◆ DATASET ◆
********
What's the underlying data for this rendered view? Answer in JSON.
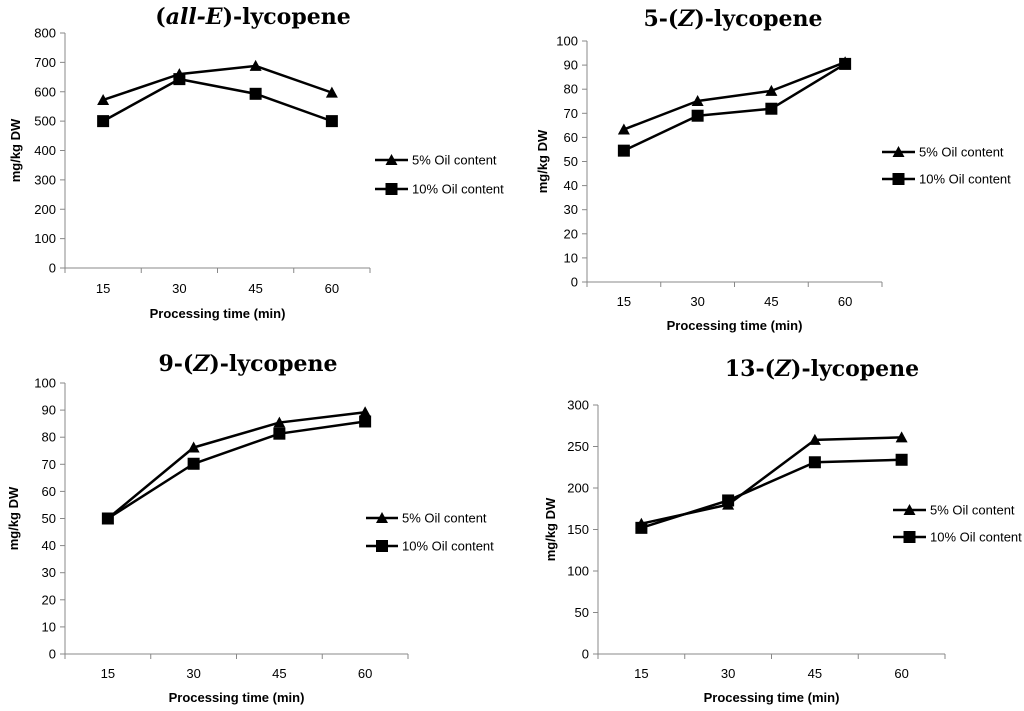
{
  "chart_data": [
    {
      "type": "line",
      "title_parts": [
        {
          "text": "(",
          "italic": false
        },
        {
          "text": "all-E",
          "italic": true
        },
        {
          "text": ")-lycopene",
          "italic": false
        }
      ],
      "xlabel": "Processing time (min)",
      "ylabel": "mg/kg DW",
      "categories": [
        "15",
        "30",
        "45",
        "60"
      ],
      "ylim": [
        0,
        800
      ],
      "ystep": 100,
      "legend_position": "right",
      "series": [
        {
          "name": "5% Oil content",
          "marker": "triangle",
          "values": [
            572,
            660,
            688,
            597
          ]
        },
        {
          "name": "10% Oil content",
          "marker": "square",
          "values": [
            500,
            643,
            593,
            500
          ]
        }
      ]
    },
    {
      "type": "line",
      "title_parts": [
        {
          "text": "5-(",
          "italic": false
        },
        {
          "text": "Z",
          "italic": true
        },
        {
          "text": ")-lycopene",
          "italic": false
        }
      ],
      "xlabel": "Processing time (min)",
      "ylabel": "mg/kg DW",
      "categories": [
        "15",
        "30",
        "45",
        "60"
      ],
      "ylim": [
        0,
        100
      ],
      "ystep": 10,
      "legend_position": "right",
      "series": [
        {
          "name": "5% Oil content",
          "marker": "triangle",
          "values": [
            63.3,
            75.1,
            79.3,
            91.2
          ]
        },
        {
          "name": "10% Oil content",
          "marker": "square",
          "values": [
            54.5,
            69.0,
            71.9,
            90.5
          ]
        }
      ]
    },
    {
      "type": "line",
      "title_parts": [
        {
          "text": "9-(",
          "italic": false
        },
        {
          "text": "Z",
          "italic": true
        },
        {
          "text": ")-lycopene",
          "italic": false
        }
      ],
      "xlabel": "Processing time (min)",
      "ylabel": "mg/kg DW",
      "categories": [
        "15",
        "30",
        "45",
        "60"
      ],
      "ylim": [
        0,
        100
      ],
      "ystep": 10,
      "legend_position": "right",
      "series": [
        {
          "name": "5% Oil content",
          "marker": "triangle",
          "values": [
            50,
            76.2,
            85.4,
            89.2
          ]
        },
        {
          "name": "10% Oil content",
          "marker": "square",
          "values": [
            50,
            70.2,
            81.3,
            85.8
          ]
        }
      ]
    },
    {
      "type": "line",
      "title_parts": [
        {
          "text": "13-(",
          "italic": false
        },
        {
          "text": "Z",
          "italic": true
        },
        {
          "text": ")-lycopene",
          "italic": false
        }
      ],
      "xlabel": "Processing time (min)",
      "ylabel": "mg/kg DW",
      "categories": [
        "15",
        "30",
        "45",
        "60"
      ],
      "ylim": [
        0,
        300
      ],
      "ystep": 50,
      "legend_position": "right",
      "series": [
        {
          "name": "5% Oil content",
          "marker": "triangle",
          "values": [
            157,
            180,
            258,
            261
          ]
        },
        {
          "name": "10% Oil content",
          "marker": "square",
          "values": [
            152,
            185,
            231,
            234
          ]
        }
      ]
    }
  ]
}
********
Reproduce the data above in full, exactly as it is, with the pictures left out.

What's the underlying data for this rendered view? Answer in JSON.
{
  "chart_data": [
    {
      "type": "line",
      "title_parts": [
        {
          "text": "(",
          "italic": false
        },
        {
          "text": "all-E",
          "italic": true
        },
        {
          "text": ")-lycopene",
          "italic": false
        }
      ],
      "xlabel": "Processing time (min)",
      "ylabel": "mg/kg DW",
      "categories": [
        "15",
        "30",
        "45",
        "60"
      ],
      "ylim": [
        0,
        800
      ],
      "ystep": 100,
      "legend_position": "right",
      "series": [
        {
          "name": "5% Oil content",
          "marker": "triangle",
          "values": [
            572,
            660,
            688,
            597
          ]
        },
        {
          "name": "10% Oil content",
          "marker": "square",
          "values": [
            500,
            643,
            593,
            500
          ]
        }
      ]
    },
    {
      "type": "line",
      "title_parts": [
        {
          "text": "5-(",
          "italic": false
        },
        {
          "text": "Z",
          "italic": true
        },
        {
          "text": ")-lycopene",
          "italic": false
        }
      ],
      "xlabel": "Processing time (min)",
      "ylabel": "mg/kg DW",
      "categories": [
        "15",
        "30",
        "45",
        "60"
      ],
      "ylim": [
        0,
        100
      ],
      "ystep": 10,
      "legend_position": "right",
      "series": [
        {
          "name": "5% Oil content",
          "marker": "triangle",
          "values": [
            63.3,
            75.1,
            79.3,
            91.2
          ]
        },
        {
          "name": "10% Oil content",
          "marker": "square",
          "values": [
            54.5,
            69.0,
            71.9,
            90.5
          ]
        }
      ]
    },
    {
      "type": "line",
      "title_parts": [
        {
          "text": "9-(",
          "italic": false
        },
        {
          "text": "Z",
          "italic": true
        },
        {
          "text": ")-lycopene",
          "italic": false
        }
      ],
      "xlabel": "Processing time (min)",
      "ylabel": "mg/kg DW",
      "categories": [
        "15",
        "30",
        "45",
        "60"
      ],
      "ylim": [
        0,
        100
      ],
      "ystep": 10,
      "legend_position": "right",
      "series": [
        {
          "name": "5% Oil content",
          "marker": "triangle",
          "values": [
            50,
            76.2,
            85.4,
            89.2
          ]
        },
        {
          "name": "10% Oil content",
          "marker": "square",
          "values": [
            50,
            70.2,
            81.3,
            85.8
          ]
        }
      ]
    },
    {
      "type": "line",
      "title_parts": [
        {
          "text": "13-(",
          "italic": false
        },
        {
          "text": "Z",
          "italic": true
        },
        {
          "text": ")-lycopene",
          "italic": false
        }
      ],
      "xlabel": "Processing time (min)",
      "ylabel": "mg/kg DW",
      "categories": [
        "15",
        "30",
        "45",
        "60"
      ],
      "ylim": [
        0,
        300
      ],
      "ystep": 50,
      "legend_position": "right",
      "series": [
        {
          "name": "5% Oil content",
          "marker": "triangle",
          "values": [
            157,
            180,
            258,
            261
          ]
        },
        {
          "name": "10% Oil content",
          "marker": "square",
          "values": [
            152,
            185,
            231,
            234
          ]
        }
      ]
    }
  ]
}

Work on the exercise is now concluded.